> [ASSIGNED TASK]: The lines you need are those holding the word "Patients"; pull them from the material.

> [DATA FOR THE TASK]:
------------------------------------
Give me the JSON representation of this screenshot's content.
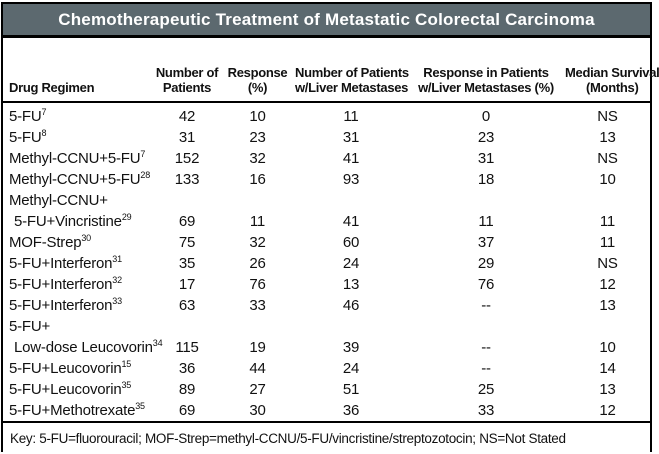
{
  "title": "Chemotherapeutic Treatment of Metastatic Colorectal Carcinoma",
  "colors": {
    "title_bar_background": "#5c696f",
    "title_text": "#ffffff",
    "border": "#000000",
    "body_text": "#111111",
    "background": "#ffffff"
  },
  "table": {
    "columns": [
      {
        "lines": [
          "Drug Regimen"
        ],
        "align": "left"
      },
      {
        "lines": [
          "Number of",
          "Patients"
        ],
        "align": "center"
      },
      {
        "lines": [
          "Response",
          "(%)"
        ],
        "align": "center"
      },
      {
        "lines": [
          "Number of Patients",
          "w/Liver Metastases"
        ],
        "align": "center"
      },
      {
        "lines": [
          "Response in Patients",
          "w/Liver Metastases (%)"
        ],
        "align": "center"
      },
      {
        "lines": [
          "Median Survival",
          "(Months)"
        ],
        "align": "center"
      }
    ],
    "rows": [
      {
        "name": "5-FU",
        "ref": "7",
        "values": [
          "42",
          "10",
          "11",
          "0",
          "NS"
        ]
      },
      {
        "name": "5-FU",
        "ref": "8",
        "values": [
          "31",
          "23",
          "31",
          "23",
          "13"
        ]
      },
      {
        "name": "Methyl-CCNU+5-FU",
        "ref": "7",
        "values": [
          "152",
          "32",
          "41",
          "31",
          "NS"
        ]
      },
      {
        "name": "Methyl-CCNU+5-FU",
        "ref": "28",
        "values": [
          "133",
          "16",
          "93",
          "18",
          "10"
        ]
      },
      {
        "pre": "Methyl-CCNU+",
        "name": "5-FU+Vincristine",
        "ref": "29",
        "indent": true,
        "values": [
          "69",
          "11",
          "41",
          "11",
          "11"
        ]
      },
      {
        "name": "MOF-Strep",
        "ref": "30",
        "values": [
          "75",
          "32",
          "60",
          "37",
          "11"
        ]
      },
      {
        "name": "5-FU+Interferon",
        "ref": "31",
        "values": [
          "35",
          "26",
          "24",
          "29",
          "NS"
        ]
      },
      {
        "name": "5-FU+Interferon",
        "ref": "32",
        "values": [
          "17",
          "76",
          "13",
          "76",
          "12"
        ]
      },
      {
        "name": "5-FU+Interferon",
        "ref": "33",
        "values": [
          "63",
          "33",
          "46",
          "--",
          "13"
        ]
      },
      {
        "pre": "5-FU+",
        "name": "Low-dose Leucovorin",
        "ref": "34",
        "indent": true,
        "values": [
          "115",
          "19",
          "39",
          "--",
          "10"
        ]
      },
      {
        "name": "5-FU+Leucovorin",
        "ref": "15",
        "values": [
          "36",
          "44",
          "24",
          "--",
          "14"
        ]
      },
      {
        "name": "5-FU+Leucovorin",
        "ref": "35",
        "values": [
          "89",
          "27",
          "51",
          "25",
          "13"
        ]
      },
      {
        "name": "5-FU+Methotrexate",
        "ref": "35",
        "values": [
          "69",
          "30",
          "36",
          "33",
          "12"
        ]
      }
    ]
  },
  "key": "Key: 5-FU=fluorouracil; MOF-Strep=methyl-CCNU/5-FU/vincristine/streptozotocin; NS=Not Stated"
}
------------------------------------
> [TASK SOLUTION]:
          "Patients"
          "Number of Patients",
          "Response in Patients",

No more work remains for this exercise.